### [What is needed]
Repeat each entry as written and leave the images out of the copy.
--- Start Material for the task ---
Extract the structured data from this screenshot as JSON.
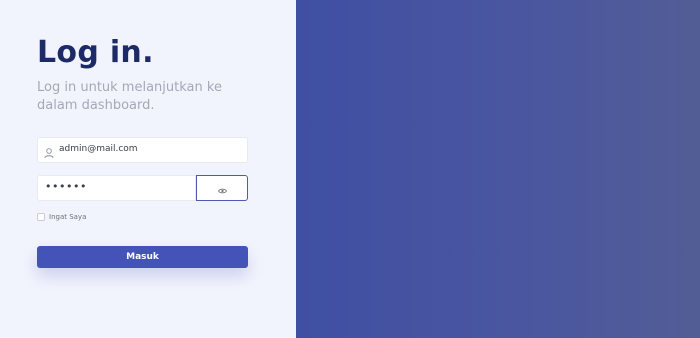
{
  "login": {
    "title": "Log in.",
    "subtitle": "Log in untuk melanjutkan ke dalam dashboard.",
    "email": {
      "value": "admin@mail.com",
      "icon": "user-icon"
    },
    "password": {
      "value": "••••••",
      "toggle_icon": "eye-icon"
    },
    "remember_label": "Ingat Saya",
    "submit_label": "Masuk"
  },
  "colors": {
    "title": "#1c2a68",
    "accent": "#4353b7",
    "left_bg": "#f2f4fd",
    "right_bg_start": "#3f4fa2",
    "right_bg_end": "#525d96"
  }
}
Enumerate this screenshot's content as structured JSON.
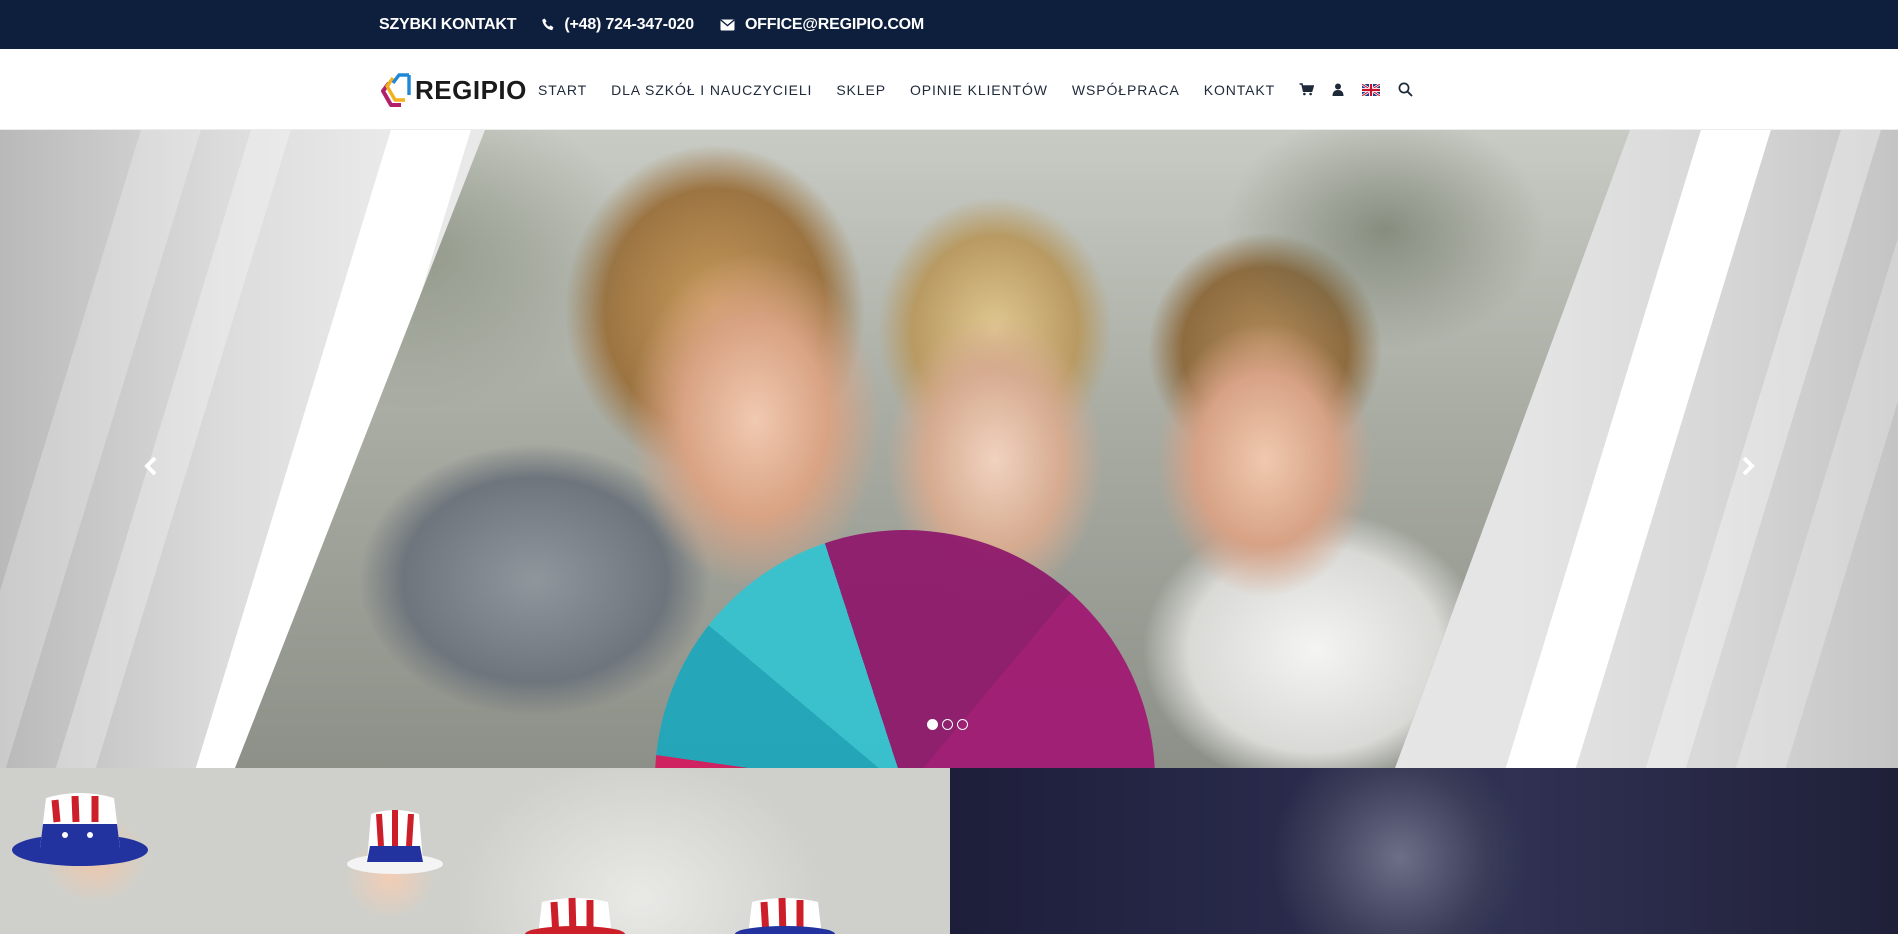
--- End Material for the task ---
### [Exercise result]
Extract the structured data from this screenshot as JSON.
{
  "login": {
    "title": "Log in.",
    "subtitle": "Log in untuk melanjutkan ke dalam dashboard.",
    "email": {
      "value": "admin@mail.com",
      "icon": "user-icon"
    },
    "password": {
      "value": "••••••",
      "toggle_icon": "eye-icon"
    },
    "remember_label": "Ingat Saya",
    "submit_label": "Masuk"
  },
  "colors": {
    "title": "#1c2a68",
    "accent": "#4353b7",
    "left_bg": "#f2f4fd",
    "right_bg_start": "#3f4fa2",
    "right_bg_end": "#525d96"
  }
}
Enumerate this screenshot's content as structured JSON.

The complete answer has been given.